• [Given exercise]
Report the count of lines that carry the string "January", and add nothing.

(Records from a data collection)
# # # # # # #

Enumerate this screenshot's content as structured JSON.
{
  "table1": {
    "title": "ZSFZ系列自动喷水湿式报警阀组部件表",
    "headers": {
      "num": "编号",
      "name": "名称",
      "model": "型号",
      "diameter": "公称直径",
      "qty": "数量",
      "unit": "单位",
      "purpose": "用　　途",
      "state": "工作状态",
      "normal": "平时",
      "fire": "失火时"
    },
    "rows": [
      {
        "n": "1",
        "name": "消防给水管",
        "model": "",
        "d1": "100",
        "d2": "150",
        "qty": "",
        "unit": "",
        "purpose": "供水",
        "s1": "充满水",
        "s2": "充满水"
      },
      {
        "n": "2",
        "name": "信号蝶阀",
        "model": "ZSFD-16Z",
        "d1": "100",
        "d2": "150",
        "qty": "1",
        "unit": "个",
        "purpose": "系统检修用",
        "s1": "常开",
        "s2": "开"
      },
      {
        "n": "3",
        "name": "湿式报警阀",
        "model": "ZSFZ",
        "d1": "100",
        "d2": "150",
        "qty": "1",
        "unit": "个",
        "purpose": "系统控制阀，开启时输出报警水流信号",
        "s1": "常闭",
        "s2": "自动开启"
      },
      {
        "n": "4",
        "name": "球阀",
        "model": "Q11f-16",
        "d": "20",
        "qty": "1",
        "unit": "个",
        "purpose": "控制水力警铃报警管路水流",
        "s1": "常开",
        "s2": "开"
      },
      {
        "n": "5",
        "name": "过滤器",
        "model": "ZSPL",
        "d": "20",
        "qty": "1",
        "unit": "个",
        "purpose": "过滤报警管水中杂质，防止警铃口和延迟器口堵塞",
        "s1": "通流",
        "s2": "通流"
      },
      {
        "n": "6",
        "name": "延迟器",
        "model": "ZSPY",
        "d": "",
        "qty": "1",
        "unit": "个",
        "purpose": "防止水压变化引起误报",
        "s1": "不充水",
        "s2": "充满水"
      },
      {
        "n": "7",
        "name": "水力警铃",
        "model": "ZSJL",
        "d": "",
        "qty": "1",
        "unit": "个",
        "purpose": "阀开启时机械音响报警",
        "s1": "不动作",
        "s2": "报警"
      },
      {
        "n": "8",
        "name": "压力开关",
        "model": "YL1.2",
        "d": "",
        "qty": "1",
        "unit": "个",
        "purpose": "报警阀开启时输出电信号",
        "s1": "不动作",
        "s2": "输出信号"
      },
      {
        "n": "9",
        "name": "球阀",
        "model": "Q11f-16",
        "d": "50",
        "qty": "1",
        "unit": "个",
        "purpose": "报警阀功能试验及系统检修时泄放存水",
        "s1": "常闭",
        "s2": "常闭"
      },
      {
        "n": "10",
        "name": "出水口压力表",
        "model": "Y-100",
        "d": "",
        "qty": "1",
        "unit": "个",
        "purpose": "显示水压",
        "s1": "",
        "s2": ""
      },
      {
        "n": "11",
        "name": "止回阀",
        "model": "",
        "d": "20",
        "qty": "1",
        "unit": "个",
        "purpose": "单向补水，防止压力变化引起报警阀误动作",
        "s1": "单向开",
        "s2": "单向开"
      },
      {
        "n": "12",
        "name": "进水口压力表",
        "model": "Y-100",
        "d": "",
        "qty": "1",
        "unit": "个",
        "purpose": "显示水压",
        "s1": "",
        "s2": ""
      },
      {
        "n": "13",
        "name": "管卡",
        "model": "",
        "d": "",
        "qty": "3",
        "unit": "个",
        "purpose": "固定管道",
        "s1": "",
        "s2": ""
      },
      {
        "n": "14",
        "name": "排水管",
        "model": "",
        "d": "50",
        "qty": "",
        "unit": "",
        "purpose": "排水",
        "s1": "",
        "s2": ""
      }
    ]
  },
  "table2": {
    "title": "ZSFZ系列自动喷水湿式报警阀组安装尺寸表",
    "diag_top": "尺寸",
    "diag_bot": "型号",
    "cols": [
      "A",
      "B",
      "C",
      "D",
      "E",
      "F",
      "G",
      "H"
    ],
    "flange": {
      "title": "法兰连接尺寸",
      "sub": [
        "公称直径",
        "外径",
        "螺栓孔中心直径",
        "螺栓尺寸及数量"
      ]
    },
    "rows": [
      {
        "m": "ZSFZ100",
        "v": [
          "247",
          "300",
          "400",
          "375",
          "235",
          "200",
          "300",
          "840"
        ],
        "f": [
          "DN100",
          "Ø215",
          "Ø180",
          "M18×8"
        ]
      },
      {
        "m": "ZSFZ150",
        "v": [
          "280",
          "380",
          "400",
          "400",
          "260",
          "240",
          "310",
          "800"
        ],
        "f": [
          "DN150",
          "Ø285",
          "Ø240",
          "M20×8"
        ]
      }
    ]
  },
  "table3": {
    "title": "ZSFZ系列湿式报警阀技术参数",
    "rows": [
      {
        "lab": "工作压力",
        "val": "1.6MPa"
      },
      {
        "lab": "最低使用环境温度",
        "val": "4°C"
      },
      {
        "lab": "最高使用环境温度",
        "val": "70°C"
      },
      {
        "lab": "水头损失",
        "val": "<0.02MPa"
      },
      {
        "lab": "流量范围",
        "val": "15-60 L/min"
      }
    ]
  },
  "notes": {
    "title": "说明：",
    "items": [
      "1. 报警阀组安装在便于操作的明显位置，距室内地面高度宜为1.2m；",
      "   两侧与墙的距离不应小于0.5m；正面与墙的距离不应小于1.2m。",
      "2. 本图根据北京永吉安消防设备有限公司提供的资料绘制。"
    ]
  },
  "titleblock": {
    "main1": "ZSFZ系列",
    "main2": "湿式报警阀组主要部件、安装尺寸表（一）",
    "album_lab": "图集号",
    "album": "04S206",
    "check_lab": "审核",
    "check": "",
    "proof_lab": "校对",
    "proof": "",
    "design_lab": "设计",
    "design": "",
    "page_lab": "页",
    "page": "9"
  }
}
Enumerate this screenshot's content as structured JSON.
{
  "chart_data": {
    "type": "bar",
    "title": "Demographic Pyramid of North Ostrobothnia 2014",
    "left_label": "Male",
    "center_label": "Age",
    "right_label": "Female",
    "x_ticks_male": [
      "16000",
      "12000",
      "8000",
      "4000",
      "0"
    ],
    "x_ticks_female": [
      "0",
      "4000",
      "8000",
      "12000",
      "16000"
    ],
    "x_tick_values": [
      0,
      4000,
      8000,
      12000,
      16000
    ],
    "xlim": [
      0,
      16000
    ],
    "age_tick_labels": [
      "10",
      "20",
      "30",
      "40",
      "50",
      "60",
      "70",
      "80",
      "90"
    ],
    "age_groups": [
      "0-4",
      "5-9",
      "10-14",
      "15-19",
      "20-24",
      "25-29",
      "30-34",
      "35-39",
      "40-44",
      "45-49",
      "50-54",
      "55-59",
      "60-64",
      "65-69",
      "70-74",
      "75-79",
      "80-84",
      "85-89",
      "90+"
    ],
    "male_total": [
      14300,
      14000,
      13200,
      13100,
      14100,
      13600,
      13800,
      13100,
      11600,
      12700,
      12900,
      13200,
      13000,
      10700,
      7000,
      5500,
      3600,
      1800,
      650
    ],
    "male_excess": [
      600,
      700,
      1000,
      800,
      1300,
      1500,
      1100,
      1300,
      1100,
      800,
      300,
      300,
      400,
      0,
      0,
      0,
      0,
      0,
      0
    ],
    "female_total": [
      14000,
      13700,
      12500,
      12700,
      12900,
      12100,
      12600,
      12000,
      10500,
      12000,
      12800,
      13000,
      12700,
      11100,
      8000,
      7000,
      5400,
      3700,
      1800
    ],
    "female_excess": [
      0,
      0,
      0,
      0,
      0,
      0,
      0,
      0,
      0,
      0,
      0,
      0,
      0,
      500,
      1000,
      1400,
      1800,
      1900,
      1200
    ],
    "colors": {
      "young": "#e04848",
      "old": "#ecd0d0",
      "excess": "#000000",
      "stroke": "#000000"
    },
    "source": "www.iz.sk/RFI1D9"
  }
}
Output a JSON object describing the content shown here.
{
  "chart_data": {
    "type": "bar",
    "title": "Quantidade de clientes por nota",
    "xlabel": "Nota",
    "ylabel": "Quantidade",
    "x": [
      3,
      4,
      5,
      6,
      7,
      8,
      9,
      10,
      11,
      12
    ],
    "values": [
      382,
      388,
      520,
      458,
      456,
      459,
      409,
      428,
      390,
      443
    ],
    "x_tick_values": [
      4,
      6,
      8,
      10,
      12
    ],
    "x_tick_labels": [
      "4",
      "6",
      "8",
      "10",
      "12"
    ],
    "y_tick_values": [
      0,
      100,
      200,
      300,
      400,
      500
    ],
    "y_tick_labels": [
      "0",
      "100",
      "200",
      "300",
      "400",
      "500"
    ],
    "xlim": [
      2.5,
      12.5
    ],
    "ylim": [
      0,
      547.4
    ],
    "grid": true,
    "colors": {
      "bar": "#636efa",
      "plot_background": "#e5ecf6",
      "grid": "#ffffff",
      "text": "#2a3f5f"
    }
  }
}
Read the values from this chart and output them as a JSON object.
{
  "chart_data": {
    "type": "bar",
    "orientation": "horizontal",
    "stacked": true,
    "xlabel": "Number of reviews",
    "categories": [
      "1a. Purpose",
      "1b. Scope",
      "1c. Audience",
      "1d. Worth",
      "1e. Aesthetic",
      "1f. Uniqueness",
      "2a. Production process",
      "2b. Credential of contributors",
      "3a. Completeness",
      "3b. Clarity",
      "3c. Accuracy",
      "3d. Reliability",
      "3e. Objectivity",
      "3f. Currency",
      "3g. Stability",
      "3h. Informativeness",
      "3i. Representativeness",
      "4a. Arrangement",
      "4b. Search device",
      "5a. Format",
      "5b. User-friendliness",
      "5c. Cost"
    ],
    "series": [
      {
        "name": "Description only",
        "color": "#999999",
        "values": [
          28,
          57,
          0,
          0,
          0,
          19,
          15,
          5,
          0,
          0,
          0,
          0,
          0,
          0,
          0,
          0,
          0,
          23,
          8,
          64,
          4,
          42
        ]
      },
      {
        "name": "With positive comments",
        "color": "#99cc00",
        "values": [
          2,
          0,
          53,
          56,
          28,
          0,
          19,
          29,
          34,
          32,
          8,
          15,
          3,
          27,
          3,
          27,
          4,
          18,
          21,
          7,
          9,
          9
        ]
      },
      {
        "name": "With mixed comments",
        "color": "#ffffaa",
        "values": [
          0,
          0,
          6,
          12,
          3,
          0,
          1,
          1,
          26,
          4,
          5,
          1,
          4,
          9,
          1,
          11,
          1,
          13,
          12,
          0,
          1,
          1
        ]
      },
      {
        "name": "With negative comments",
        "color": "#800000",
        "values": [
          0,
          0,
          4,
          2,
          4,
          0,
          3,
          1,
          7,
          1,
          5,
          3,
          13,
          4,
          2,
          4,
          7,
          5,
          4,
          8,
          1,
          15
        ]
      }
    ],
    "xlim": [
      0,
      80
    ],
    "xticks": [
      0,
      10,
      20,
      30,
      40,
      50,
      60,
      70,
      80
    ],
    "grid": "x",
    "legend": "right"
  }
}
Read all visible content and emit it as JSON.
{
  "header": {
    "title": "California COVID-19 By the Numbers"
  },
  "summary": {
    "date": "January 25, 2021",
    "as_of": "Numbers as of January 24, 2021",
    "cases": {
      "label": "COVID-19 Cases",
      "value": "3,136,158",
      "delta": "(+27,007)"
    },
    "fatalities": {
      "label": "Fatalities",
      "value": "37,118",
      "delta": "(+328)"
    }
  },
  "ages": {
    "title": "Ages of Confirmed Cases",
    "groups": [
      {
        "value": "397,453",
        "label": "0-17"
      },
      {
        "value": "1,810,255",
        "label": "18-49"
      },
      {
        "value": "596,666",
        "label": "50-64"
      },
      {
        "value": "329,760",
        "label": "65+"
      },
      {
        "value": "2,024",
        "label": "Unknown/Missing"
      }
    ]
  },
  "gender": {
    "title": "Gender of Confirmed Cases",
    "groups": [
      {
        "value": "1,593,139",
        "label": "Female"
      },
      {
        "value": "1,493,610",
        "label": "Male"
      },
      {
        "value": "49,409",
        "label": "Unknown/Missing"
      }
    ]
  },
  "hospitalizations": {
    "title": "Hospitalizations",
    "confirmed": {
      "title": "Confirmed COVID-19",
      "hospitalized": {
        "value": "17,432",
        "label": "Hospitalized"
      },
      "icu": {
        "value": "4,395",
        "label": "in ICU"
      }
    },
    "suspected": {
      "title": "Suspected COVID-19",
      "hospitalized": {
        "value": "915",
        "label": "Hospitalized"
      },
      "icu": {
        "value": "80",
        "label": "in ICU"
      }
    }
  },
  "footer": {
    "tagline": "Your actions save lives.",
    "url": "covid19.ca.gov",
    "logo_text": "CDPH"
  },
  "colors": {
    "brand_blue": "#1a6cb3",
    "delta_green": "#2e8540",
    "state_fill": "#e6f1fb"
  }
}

# # # # # # #

• [Answer to the task]
2